Challenge — In the article on Facebook's advertising changes, in which areas does the company say it will adjust its "ethnic affinity" marketing features to prevent discriminatory advertising?

Supplied passage —
+ + + +
Friday, April 19, 2024

Facebook Takes Measures to Reduce its Racially Discriminatory Ads

Facebook CEO Mark Zuckerberg speaks on a panel discussion with U.S. President Barack Obama (not pictured) during the 2016 Global Entrepreneurship Summit at Stanford University on June 24, 2016 in Stanford, California
Facebook CEO Mark Zuckerberg speaks on a panel discussion with U.S. President Barack Obama (not pictured) during the 2016 Global Entrepreneurship Summit at Stanford University on June 24, 2016 in Stanford, California

*Facebook announced Friday that it is taking steps to keep advertisers from excluding users based on race when they are looking for new tenants or job applicants.

The company said it will tweak its “ethnic affinity” marketing features to prevent discriminatory advertising in the areas of housing, employment and banking, according to Variety.

The move comes in the wake of a ProPublica investigation revealing that these affinity marketing tools could be used to exclude African-Americans, Latinos and Asian-Americans from housing ads — a practice that has been illegal since the passage of the Fair Housing Rights Act in 1968.
+ + + +
Information given —

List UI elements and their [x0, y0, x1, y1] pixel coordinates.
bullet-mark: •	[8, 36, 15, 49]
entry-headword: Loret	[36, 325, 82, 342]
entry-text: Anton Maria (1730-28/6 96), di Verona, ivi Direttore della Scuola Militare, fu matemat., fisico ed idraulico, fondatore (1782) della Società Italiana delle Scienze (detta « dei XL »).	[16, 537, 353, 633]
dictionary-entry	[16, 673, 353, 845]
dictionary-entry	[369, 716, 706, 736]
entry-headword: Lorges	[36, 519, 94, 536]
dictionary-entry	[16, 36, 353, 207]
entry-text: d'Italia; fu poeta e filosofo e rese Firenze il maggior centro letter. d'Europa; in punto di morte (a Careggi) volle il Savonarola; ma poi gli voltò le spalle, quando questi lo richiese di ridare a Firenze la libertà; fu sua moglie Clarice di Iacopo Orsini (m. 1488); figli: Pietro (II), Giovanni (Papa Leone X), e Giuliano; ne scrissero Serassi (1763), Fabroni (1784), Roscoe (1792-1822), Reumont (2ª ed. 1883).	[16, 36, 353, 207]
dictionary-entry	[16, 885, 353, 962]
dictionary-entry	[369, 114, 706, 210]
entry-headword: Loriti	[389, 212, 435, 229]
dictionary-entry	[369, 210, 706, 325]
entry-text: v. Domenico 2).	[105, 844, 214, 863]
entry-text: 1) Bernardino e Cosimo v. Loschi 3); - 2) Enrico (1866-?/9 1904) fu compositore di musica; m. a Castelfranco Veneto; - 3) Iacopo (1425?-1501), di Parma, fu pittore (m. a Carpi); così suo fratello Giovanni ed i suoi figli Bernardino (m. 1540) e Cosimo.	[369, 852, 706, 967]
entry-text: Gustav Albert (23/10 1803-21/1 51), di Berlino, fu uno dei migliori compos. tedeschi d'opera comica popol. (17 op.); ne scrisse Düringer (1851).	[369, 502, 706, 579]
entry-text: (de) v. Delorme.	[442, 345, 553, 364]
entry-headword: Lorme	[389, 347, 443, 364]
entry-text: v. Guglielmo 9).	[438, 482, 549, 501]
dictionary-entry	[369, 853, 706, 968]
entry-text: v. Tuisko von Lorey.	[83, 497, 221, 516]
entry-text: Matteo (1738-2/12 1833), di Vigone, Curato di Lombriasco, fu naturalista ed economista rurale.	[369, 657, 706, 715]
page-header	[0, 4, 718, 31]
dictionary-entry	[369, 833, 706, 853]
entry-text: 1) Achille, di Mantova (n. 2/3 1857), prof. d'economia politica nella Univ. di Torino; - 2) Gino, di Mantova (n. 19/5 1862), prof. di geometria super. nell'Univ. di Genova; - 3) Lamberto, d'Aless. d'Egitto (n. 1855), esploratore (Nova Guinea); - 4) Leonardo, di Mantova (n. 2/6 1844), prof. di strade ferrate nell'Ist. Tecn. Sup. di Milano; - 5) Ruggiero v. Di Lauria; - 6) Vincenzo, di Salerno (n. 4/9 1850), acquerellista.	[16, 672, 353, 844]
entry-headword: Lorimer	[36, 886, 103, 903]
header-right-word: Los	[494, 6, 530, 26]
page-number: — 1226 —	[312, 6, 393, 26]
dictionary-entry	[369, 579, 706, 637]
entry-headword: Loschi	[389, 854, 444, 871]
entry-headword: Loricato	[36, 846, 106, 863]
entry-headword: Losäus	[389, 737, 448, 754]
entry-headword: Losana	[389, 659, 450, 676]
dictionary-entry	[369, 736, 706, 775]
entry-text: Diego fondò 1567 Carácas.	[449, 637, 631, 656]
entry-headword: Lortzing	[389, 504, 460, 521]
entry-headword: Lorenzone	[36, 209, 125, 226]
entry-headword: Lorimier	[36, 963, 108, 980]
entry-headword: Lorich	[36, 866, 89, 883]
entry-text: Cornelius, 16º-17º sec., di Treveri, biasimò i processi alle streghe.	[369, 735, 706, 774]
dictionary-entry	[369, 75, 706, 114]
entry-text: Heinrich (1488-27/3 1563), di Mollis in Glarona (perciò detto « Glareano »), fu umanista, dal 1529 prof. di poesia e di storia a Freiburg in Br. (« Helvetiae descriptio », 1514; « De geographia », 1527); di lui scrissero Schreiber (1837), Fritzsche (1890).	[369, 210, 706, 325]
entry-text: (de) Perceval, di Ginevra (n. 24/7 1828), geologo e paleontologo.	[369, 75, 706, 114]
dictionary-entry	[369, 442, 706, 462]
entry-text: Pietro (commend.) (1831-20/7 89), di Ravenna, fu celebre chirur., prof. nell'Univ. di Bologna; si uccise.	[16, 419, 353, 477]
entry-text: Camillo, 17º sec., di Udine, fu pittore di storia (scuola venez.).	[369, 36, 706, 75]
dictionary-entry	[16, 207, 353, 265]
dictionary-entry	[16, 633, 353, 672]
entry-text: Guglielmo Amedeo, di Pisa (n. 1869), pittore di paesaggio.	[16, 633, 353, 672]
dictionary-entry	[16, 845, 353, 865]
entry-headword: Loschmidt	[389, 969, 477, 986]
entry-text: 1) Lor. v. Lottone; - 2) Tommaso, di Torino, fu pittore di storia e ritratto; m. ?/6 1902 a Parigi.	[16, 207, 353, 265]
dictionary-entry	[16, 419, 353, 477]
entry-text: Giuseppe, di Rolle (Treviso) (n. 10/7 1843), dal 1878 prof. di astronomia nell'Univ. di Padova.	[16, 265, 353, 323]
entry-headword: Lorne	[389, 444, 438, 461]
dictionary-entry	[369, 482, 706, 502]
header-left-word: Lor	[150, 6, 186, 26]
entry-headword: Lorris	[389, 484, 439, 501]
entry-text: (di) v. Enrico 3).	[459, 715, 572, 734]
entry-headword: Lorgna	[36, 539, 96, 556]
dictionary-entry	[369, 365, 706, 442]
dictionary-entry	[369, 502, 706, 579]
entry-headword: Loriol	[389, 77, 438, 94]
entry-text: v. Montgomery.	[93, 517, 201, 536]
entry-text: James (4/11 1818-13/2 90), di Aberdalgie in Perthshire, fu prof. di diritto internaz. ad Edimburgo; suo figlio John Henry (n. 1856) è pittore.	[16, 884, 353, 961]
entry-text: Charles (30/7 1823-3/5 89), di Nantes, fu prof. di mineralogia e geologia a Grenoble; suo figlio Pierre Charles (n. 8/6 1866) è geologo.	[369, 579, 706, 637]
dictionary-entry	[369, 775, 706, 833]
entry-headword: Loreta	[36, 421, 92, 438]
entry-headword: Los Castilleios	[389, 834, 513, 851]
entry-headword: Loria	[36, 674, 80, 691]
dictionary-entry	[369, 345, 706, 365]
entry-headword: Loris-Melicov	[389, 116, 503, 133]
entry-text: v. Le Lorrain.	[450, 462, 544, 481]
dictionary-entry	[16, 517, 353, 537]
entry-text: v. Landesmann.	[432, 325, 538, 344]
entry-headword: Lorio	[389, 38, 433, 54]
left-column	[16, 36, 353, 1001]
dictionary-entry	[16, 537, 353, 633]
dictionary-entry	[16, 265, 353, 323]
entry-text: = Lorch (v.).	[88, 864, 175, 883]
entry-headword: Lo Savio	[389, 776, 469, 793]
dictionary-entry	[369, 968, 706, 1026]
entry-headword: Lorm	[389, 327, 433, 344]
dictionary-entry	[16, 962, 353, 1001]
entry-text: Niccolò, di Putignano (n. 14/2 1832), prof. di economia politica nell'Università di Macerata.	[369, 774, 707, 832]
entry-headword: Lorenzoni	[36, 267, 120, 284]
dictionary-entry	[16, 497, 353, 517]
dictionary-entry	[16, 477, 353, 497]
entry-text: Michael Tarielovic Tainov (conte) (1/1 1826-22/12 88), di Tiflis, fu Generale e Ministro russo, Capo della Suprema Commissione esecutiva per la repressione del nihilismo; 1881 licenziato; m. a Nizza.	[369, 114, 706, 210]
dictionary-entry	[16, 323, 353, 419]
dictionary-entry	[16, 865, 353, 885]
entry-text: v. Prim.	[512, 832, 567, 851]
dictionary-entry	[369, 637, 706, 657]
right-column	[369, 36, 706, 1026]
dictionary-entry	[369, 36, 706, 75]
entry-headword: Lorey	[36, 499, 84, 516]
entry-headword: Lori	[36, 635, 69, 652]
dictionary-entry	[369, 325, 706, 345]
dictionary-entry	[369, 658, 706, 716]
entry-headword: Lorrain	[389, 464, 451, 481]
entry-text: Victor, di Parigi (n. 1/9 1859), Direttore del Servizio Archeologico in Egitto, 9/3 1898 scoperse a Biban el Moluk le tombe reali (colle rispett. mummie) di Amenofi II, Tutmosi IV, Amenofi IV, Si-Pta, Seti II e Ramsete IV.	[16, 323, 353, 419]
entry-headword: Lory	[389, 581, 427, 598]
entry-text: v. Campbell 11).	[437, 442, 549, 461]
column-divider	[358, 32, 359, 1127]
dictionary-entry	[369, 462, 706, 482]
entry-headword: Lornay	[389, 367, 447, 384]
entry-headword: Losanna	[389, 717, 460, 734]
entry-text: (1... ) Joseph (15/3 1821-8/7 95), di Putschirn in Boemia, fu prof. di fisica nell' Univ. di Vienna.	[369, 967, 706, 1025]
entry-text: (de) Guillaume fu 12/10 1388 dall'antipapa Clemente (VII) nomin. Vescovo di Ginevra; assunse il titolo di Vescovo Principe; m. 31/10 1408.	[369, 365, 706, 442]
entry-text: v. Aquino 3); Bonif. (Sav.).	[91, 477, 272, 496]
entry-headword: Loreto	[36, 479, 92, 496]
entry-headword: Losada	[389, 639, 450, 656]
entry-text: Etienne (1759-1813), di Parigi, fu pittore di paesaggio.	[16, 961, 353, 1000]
+ + + +
Exercise output — Housing, employment and banking.